Problem to solve: From the data that follows, copy every line holding the string "icon".

⟨

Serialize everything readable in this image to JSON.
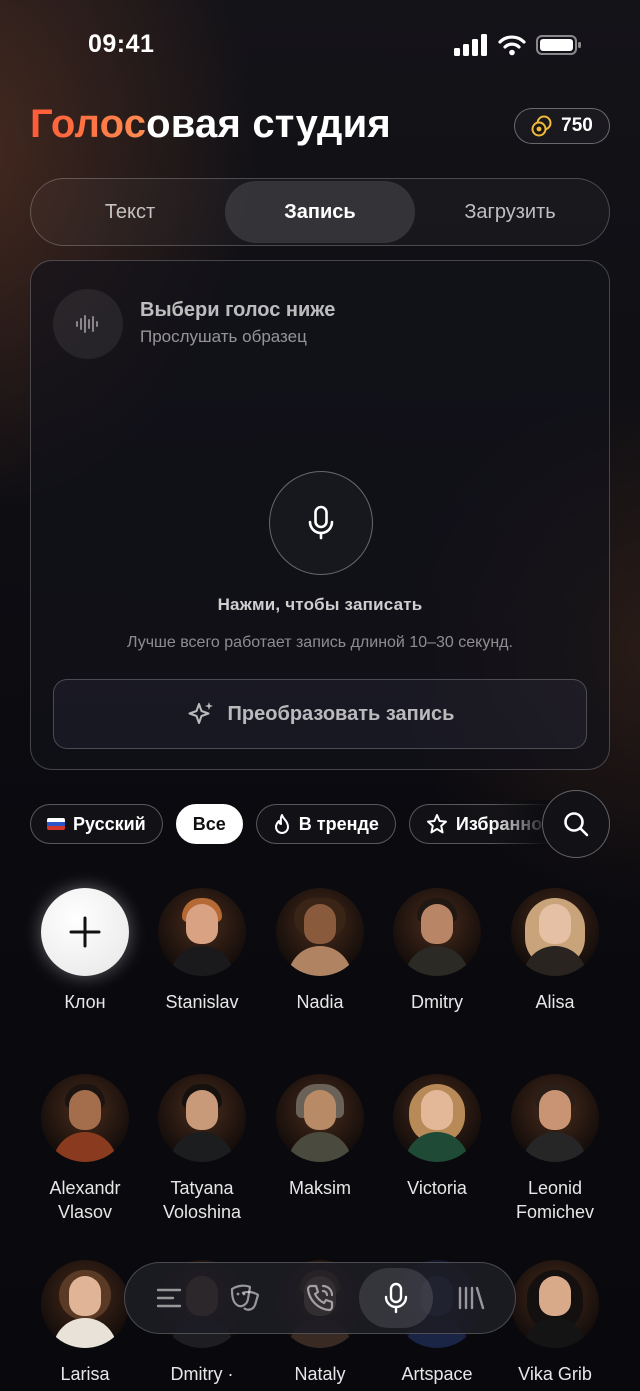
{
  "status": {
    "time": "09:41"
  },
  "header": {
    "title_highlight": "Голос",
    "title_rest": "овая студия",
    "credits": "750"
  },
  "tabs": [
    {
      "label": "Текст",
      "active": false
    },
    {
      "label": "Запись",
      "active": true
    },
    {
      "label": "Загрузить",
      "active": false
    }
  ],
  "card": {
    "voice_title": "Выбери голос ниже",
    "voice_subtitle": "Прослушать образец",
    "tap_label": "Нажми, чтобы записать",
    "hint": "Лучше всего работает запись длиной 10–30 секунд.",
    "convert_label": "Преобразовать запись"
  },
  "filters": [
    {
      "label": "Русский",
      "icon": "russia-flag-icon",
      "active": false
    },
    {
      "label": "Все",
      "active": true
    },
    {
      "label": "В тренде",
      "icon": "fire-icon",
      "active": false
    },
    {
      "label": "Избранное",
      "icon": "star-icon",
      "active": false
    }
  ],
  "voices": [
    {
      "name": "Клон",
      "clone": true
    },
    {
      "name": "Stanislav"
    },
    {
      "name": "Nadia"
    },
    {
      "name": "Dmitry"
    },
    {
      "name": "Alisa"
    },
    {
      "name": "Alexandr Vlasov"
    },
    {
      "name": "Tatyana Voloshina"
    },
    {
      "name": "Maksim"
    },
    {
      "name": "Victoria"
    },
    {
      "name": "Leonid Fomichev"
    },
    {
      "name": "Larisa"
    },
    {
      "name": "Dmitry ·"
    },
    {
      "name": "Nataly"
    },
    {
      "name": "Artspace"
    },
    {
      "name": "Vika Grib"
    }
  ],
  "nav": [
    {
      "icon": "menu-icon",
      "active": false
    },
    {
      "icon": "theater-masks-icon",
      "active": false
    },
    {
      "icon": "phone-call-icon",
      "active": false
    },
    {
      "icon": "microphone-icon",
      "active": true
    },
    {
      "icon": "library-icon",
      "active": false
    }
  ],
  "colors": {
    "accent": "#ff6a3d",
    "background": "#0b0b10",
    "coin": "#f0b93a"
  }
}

⟩

Full output:
      "icon": "russia-flag-icon",
      "icon": "fire-icon",
      "icon": "star-icon",
      "icon": "menu-icon",
      "icon": "theater-masks-icon",
      "icon": "phone-call-icon",
      "icon": "microphone-icon",
      "icon": "library-icon",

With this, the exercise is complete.